-- DIRECTIVE --
Write out the material below again, unchanged.

-- RECORDS FOR THE TASK --
- - - -

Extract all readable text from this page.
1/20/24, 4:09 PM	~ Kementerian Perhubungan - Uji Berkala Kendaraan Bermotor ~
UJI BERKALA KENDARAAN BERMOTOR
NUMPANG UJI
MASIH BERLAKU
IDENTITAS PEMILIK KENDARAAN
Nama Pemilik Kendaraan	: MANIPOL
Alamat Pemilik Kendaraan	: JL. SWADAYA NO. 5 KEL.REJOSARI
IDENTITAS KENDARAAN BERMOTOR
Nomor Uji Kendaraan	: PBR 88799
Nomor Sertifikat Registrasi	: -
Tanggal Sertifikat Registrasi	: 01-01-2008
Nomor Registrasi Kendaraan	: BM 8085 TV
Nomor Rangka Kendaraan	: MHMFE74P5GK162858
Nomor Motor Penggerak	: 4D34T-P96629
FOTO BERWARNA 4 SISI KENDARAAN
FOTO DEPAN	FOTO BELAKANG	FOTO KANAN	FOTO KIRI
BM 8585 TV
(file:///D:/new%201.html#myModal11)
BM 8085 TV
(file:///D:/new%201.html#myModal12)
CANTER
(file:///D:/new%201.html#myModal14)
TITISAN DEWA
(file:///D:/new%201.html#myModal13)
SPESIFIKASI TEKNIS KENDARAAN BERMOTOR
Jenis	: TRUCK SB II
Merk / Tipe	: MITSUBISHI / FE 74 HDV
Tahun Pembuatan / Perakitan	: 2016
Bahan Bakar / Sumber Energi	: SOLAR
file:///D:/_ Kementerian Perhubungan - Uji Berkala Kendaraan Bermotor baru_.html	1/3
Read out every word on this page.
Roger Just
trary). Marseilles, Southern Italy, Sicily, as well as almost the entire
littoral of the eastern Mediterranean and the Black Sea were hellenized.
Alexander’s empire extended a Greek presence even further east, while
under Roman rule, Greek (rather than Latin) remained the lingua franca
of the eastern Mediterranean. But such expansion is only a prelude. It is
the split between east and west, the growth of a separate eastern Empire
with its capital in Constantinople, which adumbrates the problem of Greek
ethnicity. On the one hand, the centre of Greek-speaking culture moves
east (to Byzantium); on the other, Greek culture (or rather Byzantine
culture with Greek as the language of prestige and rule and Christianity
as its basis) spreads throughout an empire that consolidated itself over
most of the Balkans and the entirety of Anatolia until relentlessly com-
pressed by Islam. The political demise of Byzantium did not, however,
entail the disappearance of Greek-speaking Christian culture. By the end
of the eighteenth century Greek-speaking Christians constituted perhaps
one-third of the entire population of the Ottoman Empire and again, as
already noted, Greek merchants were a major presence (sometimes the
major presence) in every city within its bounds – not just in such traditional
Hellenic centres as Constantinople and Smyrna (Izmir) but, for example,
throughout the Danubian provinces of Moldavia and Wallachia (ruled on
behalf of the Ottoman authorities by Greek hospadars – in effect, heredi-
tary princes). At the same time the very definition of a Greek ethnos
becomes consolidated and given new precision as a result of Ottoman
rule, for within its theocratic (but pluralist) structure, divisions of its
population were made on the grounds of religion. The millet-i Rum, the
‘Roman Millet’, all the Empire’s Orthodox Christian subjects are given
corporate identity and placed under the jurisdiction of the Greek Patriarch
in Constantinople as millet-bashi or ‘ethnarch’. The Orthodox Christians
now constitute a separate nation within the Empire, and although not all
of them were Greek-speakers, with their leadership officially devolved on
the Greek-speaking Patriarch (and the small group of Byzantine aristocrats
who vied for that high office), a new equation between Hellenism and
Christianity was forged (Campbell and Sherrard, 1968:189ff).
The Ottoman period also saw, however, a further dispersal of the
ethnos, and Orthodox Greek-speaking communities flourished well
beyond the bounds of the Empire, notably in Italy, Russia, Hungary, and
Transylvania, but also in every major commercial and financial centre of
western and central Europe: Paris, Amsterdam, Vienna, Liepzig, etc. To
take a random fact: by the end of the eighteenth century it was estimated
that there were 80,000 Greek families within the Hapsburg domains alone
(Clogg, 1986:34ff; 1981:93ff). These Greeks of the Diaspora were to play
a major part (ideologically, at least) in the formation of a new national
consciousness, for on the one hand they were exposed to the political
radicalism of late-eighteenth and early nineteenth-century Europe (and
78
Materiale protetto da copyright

- - - -

-- CORRECT ANSWER --
Extract all readable text from this page.
1/20/24, 4:09 PM	~ Kementerian Perhubungan - Uji Berkala Kendaraan Bermotor ~
UJI BERKALA KENDARAAN BERMOTOR
NUMPANG UJI
MASIH BERLAKU
IDENTITAS PEMILIK KENDARAAN
Nama Pemilik Kendaraan	: MANIPOL
Alamat Pemilik Kendaraan	: JL. SWADAYA NO. 5 KEL.REJOSARI
IDENTITAS KENDARAAN BERMOTOR
Nomor Uji Kendaraan	: PBR 88799
Nomor Sertifikat Registrasi	: -
Tanggal Sertifikat Registrasi	: 01-01-2008
Nomor Registrasi Kendaraan	: BM 8085 TV
Nomor Rangka Kendaraan	: MHMFE74P5GK162858
Nomor Motor Penggerak	: 4D34T-P96629
FOTO BERWARNA 4 SISI KENDARAAN
FOTO DEPAN	FOTO BELAKANG	FOTO KANAN	FOTO KIRI
BM 8585 TV
(file:///D:/new%201.html#myModal11)
BM 8085 TV
(file:///D:/new%201.html#myModal12)
CANTER
(file:///D:/new%201.html#myModal14)
TITISAN DEWA
(file:///D:/new%201.html#myModal13)
SPESIFIKASI TEKNIS KENDARAAN BERMOTOR
Jenis	: TRUCK SB II
Merk / Tipe	: MITSUBISHI / FE 74 HDV
Tahun Pembuatan / Perakitan	: 2016
Bahan Bakar / Sumber Energi	: SOLAR
file:///D:/_ Kementerian Perhubungan - Uji Berkala Kendaraan Bermotor baru_.html	1/3
Read out every word on this page.
Roger Just
trary). Marseilles, Southern Italy, Sicily, as well as almost the entire
littoral of the eastern Mediterranean and the Black Sea were hellenized.
Alexander’s empire extended a Greek presence even further east, while
under Roman rule, Greek (rather than Latin) remained the lingua franca
of the eastern Mediterranean. But such expansion is only a prelude. It is
the split between east and west, the growth of a separate eastern Empire
with its capital in Constantinople, which adumbrates the problem of Greek
ethnicity. On the one hand, the centre of Greek-speaking culture moves
east (to Byzantium); on the other, Greek culture (or rather Byzantine
culture with Greek as the language of prestige and rule and Christianity
as its basis) spreads throughout an empire that consolidated itself over
most of the Balkans and the entirety of Anatolia until relentlessly com-
pressed by Islam. The political demise of Byzantium did not, however,
entail the disappearance of Greek-speaking Christian culture. By the end
of the eighteenth century Greek-speaking Christians constituted perhaps
one-third of the entire population of the Ottoman Empire and again, as
already noted, Greek merchants were a major presence (sometimes the
major presence) in every city within its bounds – not just in such traditional
Hellenic centres as Constantinople and Smyrna (Izmir) but, for example,
throughout the Danubian provinces of Moldavia and Wallachia (ruled on
behalf of the Ottoman authorities by Greek hospadars – in effect, heredi-
tary princes). At the same time the very definition of a Greek ethnos
becomes consolidated and given new precision as a result of Ottoman
rule, for within its theocratic (but pluralist) structure, divisions of its
population were made on the grounds of religion. The millet-i Rum, the
‘Roman Millet’, all the Empire’s Orthodox Christian subjects are given
corporate identity and placed under the jurisdiction of the Greek Patriarch
in Constantinople as millet-bashi or ‘ethnarch’. The Orthodox Christians
now constitute a separate nation within the Empire, and although not all
of them were Greek-speakers, with their leadership officially devolved on
the Greek-speaking Patriarch (and the small group of Byzantine aristocrats
who vied for that high office), a new equation between Hellenism and
Christianity was forged (Campbell and Sherrard, 1968:189ff).
The Ottoman period also saw, however, a further dispersal of the
ethnos, and Orthodox Greek-speaking communities flourished well
beyond the bounds of the Empire, notably in Italy, Russia, Hungary, and
Transylvania, but also in every major commercial and financial centre of
western and central Europe: Paris, Amsterdam, Vienna, Liepzig, etc. To
take a random fact: by the end of the eighteenth century it was estimated
that there were 80,000 Greek families within the Hapsburg domains alone
(Clogg, 1986:34ff; 1981:93ff). These Greeks of the Diaspora were to play
a major part (ideologically, at least) in the formation of a new national
consciousness, for on the one hand they were exposed to the political
radicalism of late-eighteenth and early nineteenth-century Europe (and
78
Materiale protetto da copyright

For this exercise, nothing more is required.